--- TASK INPUT ---
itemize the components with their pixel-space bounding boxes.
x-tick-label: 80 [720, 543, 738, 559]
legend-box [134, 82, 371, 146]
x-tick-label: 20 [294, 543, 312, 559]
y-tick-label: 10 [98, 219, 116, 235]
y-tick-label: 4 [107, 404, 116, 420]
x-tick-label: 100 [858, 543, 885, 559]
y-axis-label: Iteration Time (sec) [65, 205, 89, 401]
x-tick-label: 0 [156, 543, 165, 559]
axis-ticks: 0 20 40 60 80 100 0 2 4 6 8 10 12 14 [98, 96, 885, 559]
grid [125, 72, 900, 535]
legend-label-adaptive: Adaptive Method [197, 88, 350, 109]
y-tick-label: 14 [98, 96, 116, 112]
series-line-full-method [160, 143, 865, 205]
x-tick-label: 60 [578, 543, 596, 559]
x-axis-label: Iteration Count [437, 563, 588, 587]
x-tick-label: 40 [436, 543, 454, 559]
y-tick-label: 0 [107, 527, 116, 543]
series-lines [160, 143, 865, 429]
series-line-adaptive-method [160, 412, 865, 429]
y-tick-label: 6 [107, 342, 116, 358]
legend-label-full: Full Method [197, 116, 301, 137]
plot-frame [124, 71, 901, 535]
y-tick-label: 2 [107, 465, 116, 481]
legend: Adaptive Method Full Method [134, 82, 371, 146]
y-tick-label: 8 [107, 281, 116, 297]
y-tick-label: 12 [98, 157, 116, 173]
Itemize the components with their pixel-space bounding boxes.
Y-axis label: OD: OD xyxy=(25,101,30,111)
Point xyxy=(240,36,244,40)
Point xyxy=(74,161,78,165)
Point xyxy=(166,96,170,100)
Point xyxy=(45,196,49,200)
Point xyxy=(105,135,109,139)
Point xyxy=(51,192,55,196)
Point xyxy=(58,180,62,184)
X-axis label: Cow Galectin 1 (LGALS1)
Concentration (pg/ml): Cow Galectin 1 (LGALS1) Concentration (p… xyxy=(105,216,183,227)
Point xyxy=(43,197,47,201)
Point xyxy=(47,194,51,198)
---
**WHAT IS BEING ASKED:** Please print every line of the records above with no changes.

**FINISHED TASK:**
itemize the components with their pixel-space bounding boxes.
x-tick-label: 80 [720, 543, 738, 559]
legend-box [134, 82, 371, 146]
x-tick-label: 20 [294, 543, 312, 559]
y-tick-label: 10 [98, 219, 116, 235]
y-tick-label: 4 [107, 404, 116, 420]
x-tick-label: 100 [858, 543, 885, 559]
y-axis-label: Iteration Time (sec) [65, 205, 89, 401]
x-tick-label: 0 [156, 543, 165, 559]
axis-ticks: 0 20 40 60 80 100 0 2 4 6 8 10 12 14 [98, 96, 885, 559]
grid [125, 72, 900, 535]
legend-label-adaptive: Adaptive Method [197, 88, 350, 109]
y-tick-label: 14 [98, 96, 116, 112]
series-line-full-method [160, 143, 865, 205]
x-tick-label: 60 [578, 543, 596, 559]
x-axis-label: Iteration Count [437, 563, 588, 587]
x-tick-label: 40 [436, 543, 454, 559]
y-tick-label: 0 [107, 527, 116, 543]
series-lines [160, 143, 865, 429]
series-line-adaptive-method [160, 412, 865, 429]
y-tick-label: 6 [107, 342, 116, 358]
legend-label-full: Full Method [197, 116, 301, 137]
plot-frame [124, 71, 901, 535]
y-tick-label: 2 [107, 465, 116, 481]
legend: Adaptive Method Full Method [134, 82, 371, 146]
y-tick-label: 8 [107, 281, 116, 297]
y-tick-label: 12 [98, 157, 116, 173]
Itemize the components with their pixel-space bounding boxes.
Y-axis label: OD: OD xyxy=(25,101,30,111)
Point xyxy=(240,36,244,40)
Point xyxy=(74,161,78,165)
Point xyxy=(166,96,170,100)
Point xyxy=(45,196,49,200)
Point xyxy=(105,135,109,139)
Point xyxy=(51,192,55,196)
Point xyxy=(58,180,62,184)
X-axis label: Cow Galectin 1 (LGALS1)
Concentration (pg/ml): Cow Galectin 1 (LGALS1) Concentration (p… xyxy=(105,216,183,227)
Point xyxy=(43,197,47,201)
Point xyxy=(47,194,51,198)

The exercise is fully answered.